→ Task requirements:
Reproduce every line of the records word for word, omitting the pictures.

* Begin The data *

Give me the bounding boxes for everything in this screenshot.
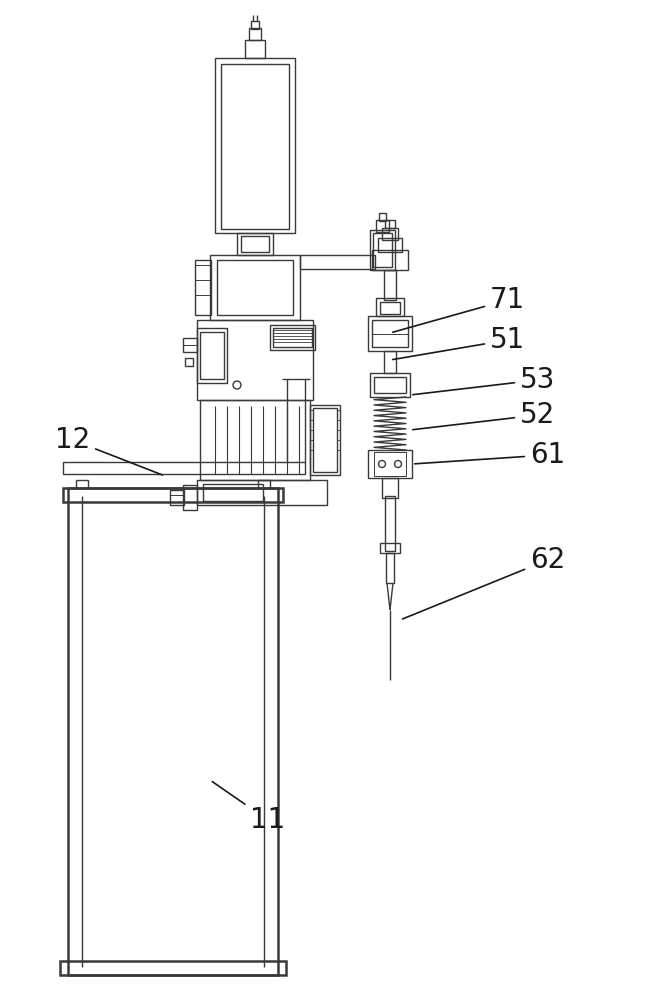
Bar [221, 64, 289, 229]
Bar [249, 28, 261, 40]
Bar [210, 255, 300, 320]
Bar [76, 480, 88, 488]
Bar [215, 58, 295, 233]
Bar [373, 233, 392, 267]
Bar [195, 260, 211, 315]
Bar [183, 485, 197, 510]
Bar [379, 213, 386, 221]
Text: 53: 53 [413, 366, 556, 395]
Bar [382, 228, 398, 240]
Text: 71: 71 [393, 286, 525, 332]
Bar [270, 325, 315, 350]
Bar [300, 255, 375, 269]
Bar [370, 230, 395, 270]
Bar [237, 233, 273, 255]
Bar [200, 400, 310, 480]
Bar [372, 250, 408, 270]
Bar [258, 480, 270, 488]
Text: 52: 52 [413, 401, 555, 430]
Bar [197, 328, 227, 383]
Bar [60, 961, 286, 975]
Bar [183, 338, 197, 352]
Bar [372, 320, 408, 347]
Bar [170, 490, 184, 505]
Bar [378, 238, 402, 252]
Bar [251, 21, 259, 29]
Bar [385, 220, 395, 228]
Bar [197, 480, 327, 505]
Bar [217, 260, 293, 315]
Bar [63, 462, 305, 474]
Bar [380, 302, 400, 314]
Bar [313, 408, 337, 472]
Bar [374, 377, 406, 393]
Bar [376, 220, 389, 232]
Bar [384, 270, 396, 300]
Bar [273, 328, 312, 347]
Bar [385, 496, 395, 551]
Bar [374, 452, 406, 476]
Bar [310, 405, 340, 475]
Bar [368, 450, 412, 478]
Bar [368, 316, 412, 351]
Text: 62: 62 [403, 546, 565, 619]
Bar [197, 320, 313, 400]
Bar [241, 236, 269, 252]
Bar [203, 484, 263, 501]
Bar [68, 488, 278, 975]
Bar [370, 373, 410, 397]
Bar [384, 351, 396, 373]
Bar [200, 332, 224, 379]
Bar [380, 543, 400, 553]
Text: 51: 51 [393, 326, 525, 360]
Bar [382, 478, 398, 498]
Bar [185, 358, 193, 366]
Bar [386, 553, 394, 583]
Bar [63, 488, 283, 502]
Bar [376, 298, 404, 316]
Text: 11: 11 [213, 782, 285, 834]
Text: 12: 12 [55, 426, 163, 475]
Text: 61: 61 [415, 441, 565, 469]
Bar [245, 40, 265, 58]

* End The data *

→ Written solution:
Give me the bounding boxes for everything in this screenshot.
Bar [221, 64, 289, 229]
Bar [249, 28, 261, 40]
Bar [210, 255, 300, 320]
Bar [76, 480, 88, 488]
Bar [215, 58, 295, 233]
Bar [373, 233, 392, 267]
Bar [195, 260, 211, 315]
Bar [183, 485, 197, 510]
Bar [379, 213, 386, 221]
Text: 53: 53 [413, 366, 556, 395]
Bar [382, 228, 398, 240]
Text: 71: 71 [393, 286, 525, 332]
Bar [270, 325, 315, 350]
Bar [300, 255, 375, 269]
Bar [370, 230, 395, 270]
Bar [237, 233, 273, 255]
Bar [200, 400, 310, 480]
Bar [372, 250, 408, 270]
Bar [258, 480, 270, 488]
Text: 52: 52 [413, 401, 555, 430]
Bar [197, 328, 227, 383]
Bar [60, 961, 286, 975]
Bar [183, 338, 197, 352]
Bar [372, 320, 408, 347]
Bar [170, 490, 184, 505]
Bar [378, 238, 402, 252]
Bar [251, 21, 259, 29]
Bar [385, 220, 395, 228]
Bar [197, 480, 327, 505]
Bar [217, 260, 293, 315]
Bar [63, 462, 305, 474]
Bar [380, 302, 400, 314]
Bar [313, 408, 337, 472]
Bar [374, 377, 406, 393]
Bar [376, 220, 389, 232]
Bar [384, 270, 396, 300]
Bar [273, 328, 312, 347]
Bar [385, 496, 395, 551]
Bar [374, 452, 406, 476]
Bar [310, 405, 340, 475]
Bar [368, 450, 412, 478]
Bar [368, 316, 412, 351]
Text: 62: 62 [403, 546, 565, 619]
Bar [197, 320, 313, 400]
Bar [241, 236, 269, 252]
Bar [203, 484, 263, 501]
Bar [68, 488, 278, 975]
Bar [370, 373, 410, 397]
Bar [384, 351, 396, 373]
Bar [200, 332, 224, 379]
Bar [380, 543, 400, 553]
Text: 51: 51 [393, 326, 525, 360]
Bar [382, 478, 398, 498]
Bar [185, 358, 193, 366]
Bar [386, 553, 394, 583]
Bar [63, 488, 283, 502]
Bar [376, 298, 404, 316]
Text: 11: 11 [213, 782, 285, 834]
Text: 12: 12 [55, 426, 163, 475]
Text: 61: 61 [415, 441, 565, 469]
Bar [245, 40, 265, 58]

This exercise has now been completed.